◆ **WHAT IS EXPECTED**: From the material below, list every line containing "Align".

◆ **GIVEN RECORDS**:
- - - - - - -

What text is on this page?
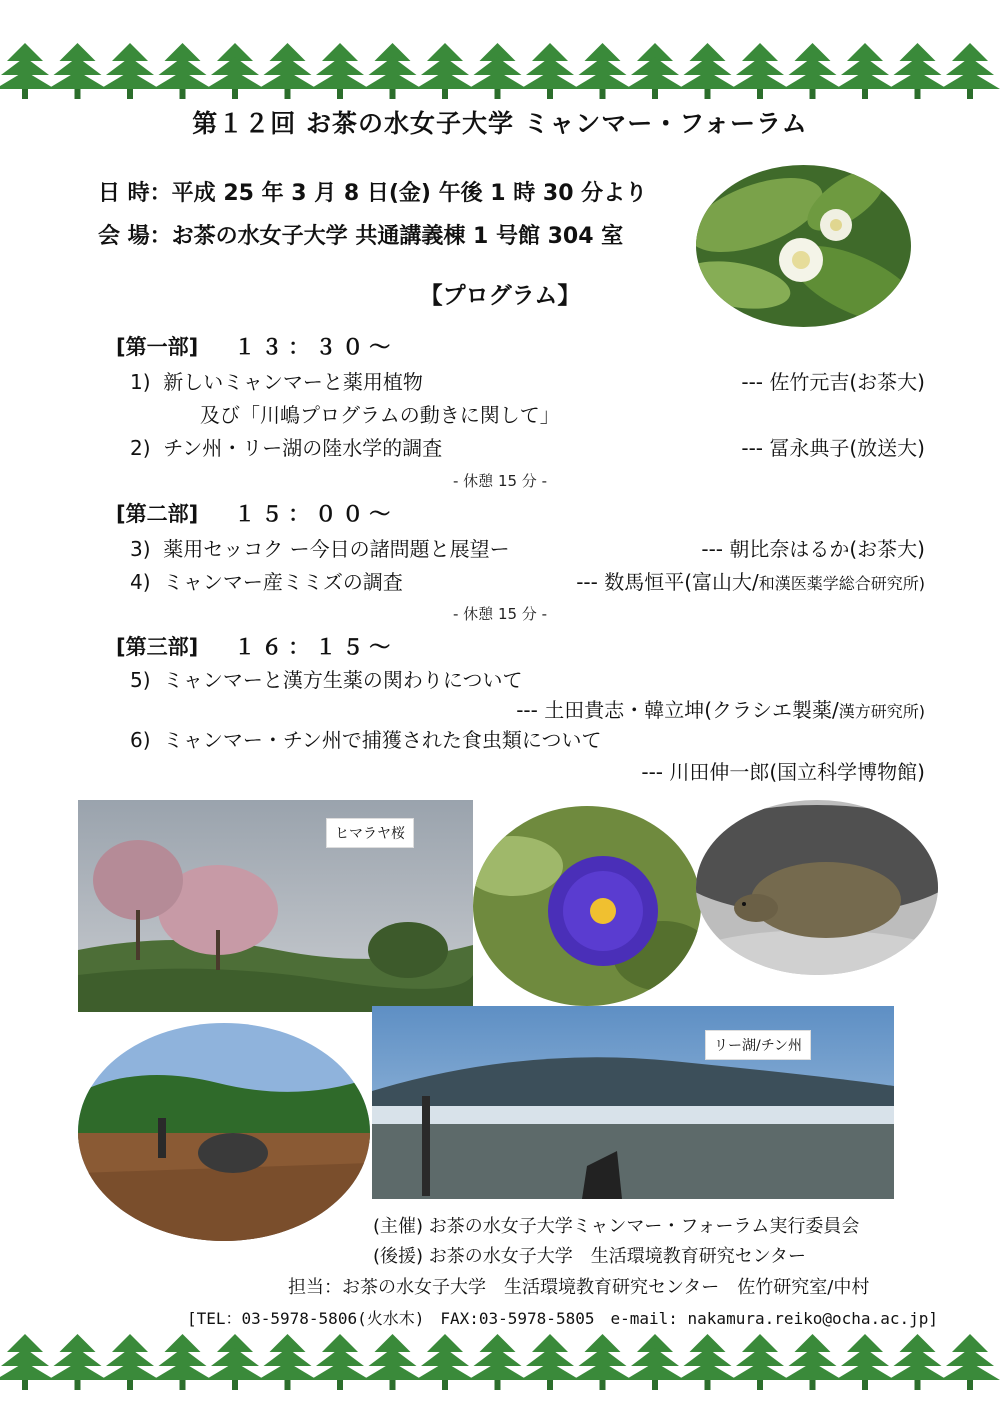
第１２回 お茶の水女子大学 ミャンマー・フォーラム
日 時：平成 25 年 3 月 8 日(金) 午後 1 時 30 分より
会 場：お茶の水女子大学 共通講義棟 1 号館 304 室
【プログラム】
[第一部] １３：３０～
1) 新しいミャンマーと薬用植物	--- 佐竹元吉(お茶大)
及び「川嶋プログラムの動きに関して」
2) チン州・リー湖の陸水学的調査	--- 冨永典子(放送大)
- 休憩 15 分 -
[第二部] １５：００～
3) 薬用セッコク ー今日の諸問題と展望ー	--- 朝比奈はるか(お茶大)
4) ミャンマー産ミミズの調査	--- 数馬恒平(富山大/和漢医薬学総合研究所)
- 休憩 15 分 -
[第三部] １６：１５～
5) ミャンマーと漢方生薬の関わりについて
--- 土田貴志・韓立坤(クラシエ製薬/漢方研究所)
6) ミャンマー・チン州で捕獲された食虫類について
--- 川田伸一郎(国立科学博物館)
ヒマラヤ桜
リー湖/チン州
(主催) お茶の水女子大学ミャンマー・フォーラム実行委員会
(後援) お茶の水女子大学　生活環境教育研究センター
担当：お茶の水女子大学　生活環境教育研究センター　佐竹研究室/中村
[TEL：03-5978-5806(火水木)　FAX:03-5978-5805　e-mail: nakamura.reiko@ocha.ac.jp]
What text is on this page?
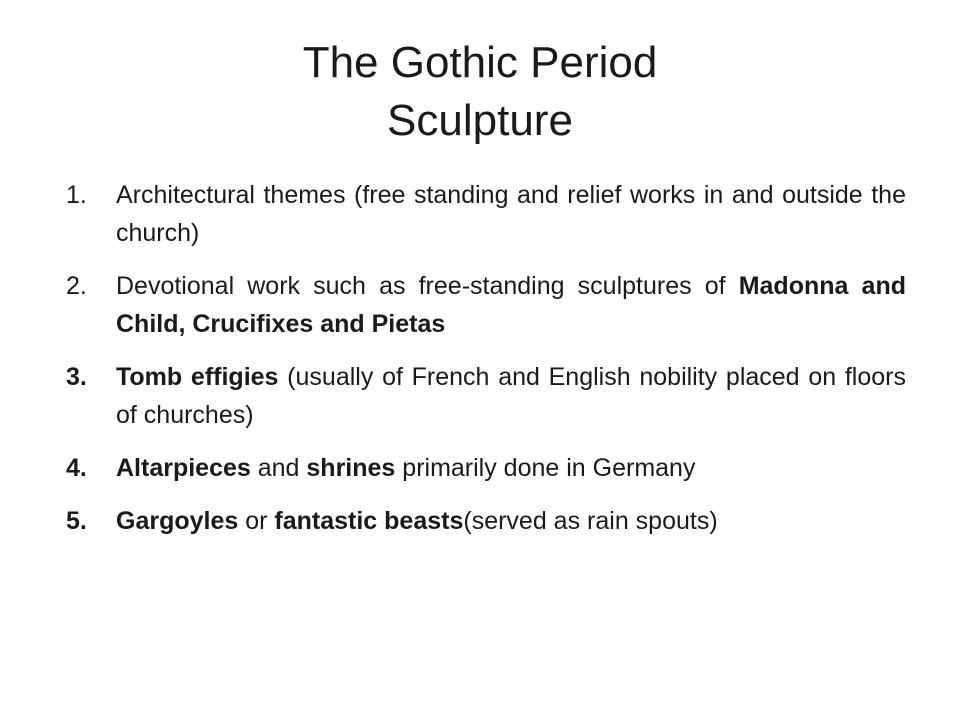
The Gothic Period
Sculpture
1. Architectural themes (free standing and relief works in and outside the church)
2. Devotional work such as free-standing sculptures of Madonna and Child, Crucifixes and Pietas
3. Tomb effigies (usually of French and English nobility placed on floors of churches)
4. Altarpieces and shrines primarily done in Germany
5. Gargoyles or fantastic beasts(served as rain spouts)
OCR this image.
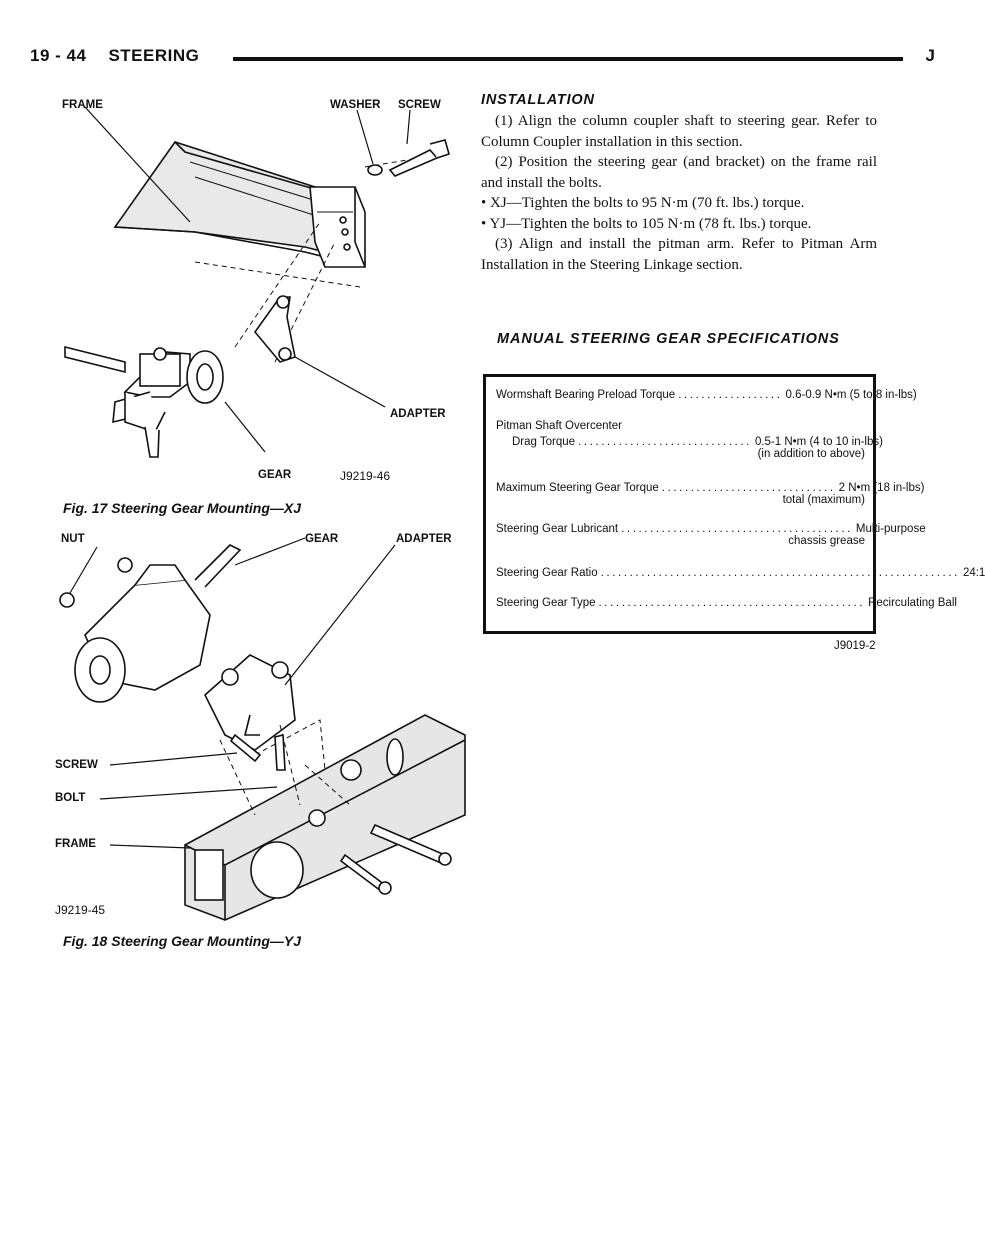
19 - 44 STEERING	J
FRAME	WASHER SCREW
ADAPTER
GEAR	J9219-46
Fig. 17 Steering Gear Mounting—XJ
NUT	GEAR	ADAPTER
SCREW
BOLT
FRAME
J9219-45
Fig. 18 Steering Gear Mounting—YJ
INSTALLATION

(1) Align the column coupler shaft to steering gear. Refer to Column Coupler installation in this section.

(2) Position the steering gear (and bracket) on the frame rail and install the bolts.

• XJ—Tighten the bolts to 95 N·m (70 ft. lbs.) torque.

• YJ—Tighten the bolts to 105 N·m (78 ft. lbs.) torque.

(3) Align and install the pitman arm. Refer to Pitman Arm Installation in the Steering Linkage section.

MANUAL STEERING GEAR SPECIFICATIONS
Wormshaft Bearing Preload Torque .................. 0.6-0.9 N•m (5 to 8 in-lbs)
Pitman Shaft Overcenter
Drag Torque .............................. 0.5-1 N•m (4 to 10 in-lbs)
(in addition to above)
Maximum Steering Gear Torque .............................. 2 N•m (18 in-lbs)
total (maximum)
Steering Gear Lubricant ........................................ Multi-purpose
chassis grease
Steering Gear Ratio .............................................................. 24:1
Steering Gear Type .............................................. Recirculating Ball
J9019-2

- - - - - - -

◆ **THE SOLUTION**:
(1) Align the column coupler shaft to steering gear. Refer to Column Coupler installation in this section.
(3) Align and install the pitman arm. Refer to Pitman Arm Installation in the Steering Linkage section.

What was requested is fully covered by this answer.